Although the records contain pictures, only their text should be set down, exactly as written.

Start of Block

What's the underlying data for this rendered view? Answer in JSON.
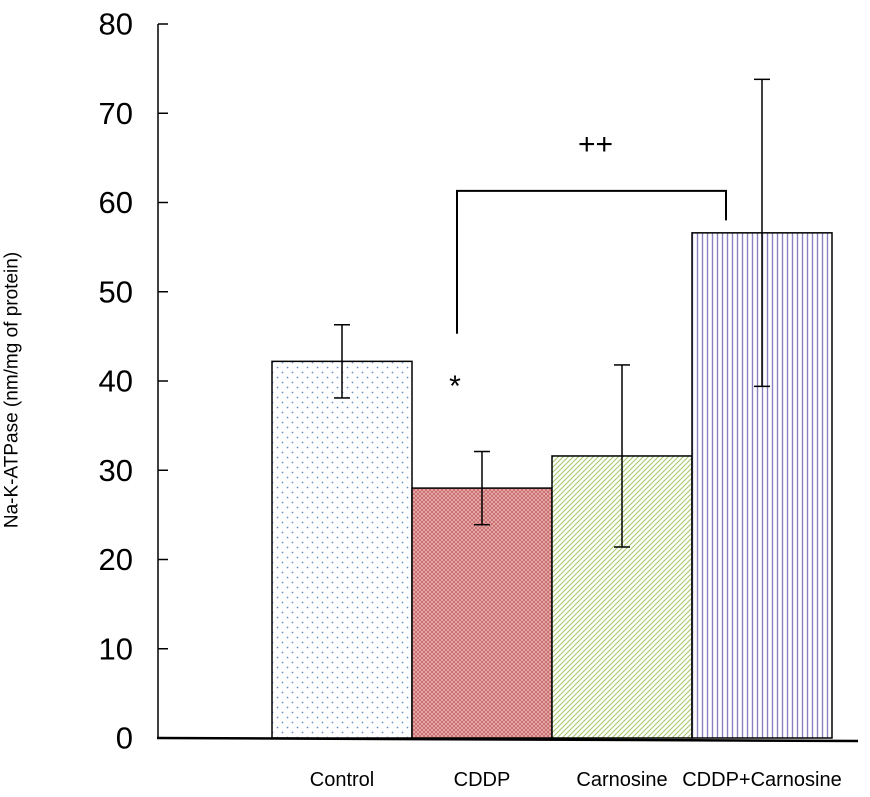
{
  "chart_data": {
    "type": "bar",
    "title": "",
    "xlabel": "",
    "ylabel": "Na-K-ATPase (nm/mg of protein)",
    "ylim": [
      0,
      80
    ],
    "yticks": [
      0,
      10,
      20,
      30,
      40,
      50,
      60,
      70,
      80
    ],
    "ytick_labels": [
      "0",
      "10",
      "20",
      "30",
      "40",
      "50",
      "60",
      "70",
      "80"
    ],
    "categories": [
      "Control",
      "CDDP",
      "Carnosine",
      "CDDP+Carnosine"
    ],
    "values": [
      42.2,
      28.0,
      31.6,
      56.6
    ],
    "errors": [
      4.1,
      4.1,
      10.2,
      17.2
    ],
    "colors": [
      "#6b8fc7",
      "#d98282",
      "#a9c96e",
      "#8a7fbf"
    ],
    "patterns": [
      "dots",
      "crosshatch",
      "diagonal",
      "vertical"
    ],
    "grid": false,
    "legend": "none",
    "annotations": [
      {
        "text": "*",
        "category": "CDDP",
        "y": 40.3
      },
      {
        "text": "++",
        "y": 66.5,
        "bracket": {
          "from": "CDDP",
          "to": "CDDP+Carnosine",
          "y": 61.3,
          "left_drop_to": 45.3,
          "right_drop_to": 58.0
        }
      }
    ]
  }
}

End of Block

■ **Output of the exercise**:
What's the underlying data for this rendered view? Answer in JSON.
{
  "chart_data": {
    "type": "bar",
    "title": "",
    "xlabel": "",
    "ylabel": "Na-K-ATPase (nm/mg of protein)",
    "ylim": [
      0,
      80
    ],
    "yticks": [
      0,
      10,
      20,
      30,
      40,
      50,
      60,
      70,
      80
    ],
    "ytick_labels": [
      "0",
      "10",
      "20",
      "30",
      "40",
      "50",
      "60",
      "70",
      "80"
    ],
    "categories": [
      "Control",
      "CDDP",
      "Carnosine",
      "CDDP+Carnosine"
    ],
    "values": [
      42.2,
      28.0,
      31.6,
      56.6
    ],
    "errors": [
      4.1,
      4.1,
      10.2,
      17.2
    ],
    "colors": [
      "#6b8fc7",
      "#d98282",
      "#a9c96e",
      "#8a7fbf"
    ],
    "patterns": [
      "dots",
      "crosshatch",
      "diagonal",
      "vertical"
    ],
    "grid": false,
    "legend": "none",
    "annotations": [
      {
        "text": "*",
        "category": "CDDP",
        "y": 40.3
      },
      {
        "text": "++",
        "y": 66.5,
        "bracket": {
          "from": "CDDP",
          "to": "CDDP+Carnosine",
          "y": 61.3,
          "left_drop_to": 45.3,
          "right_drop_to": 58.0
        }
      }
    ]
  }
}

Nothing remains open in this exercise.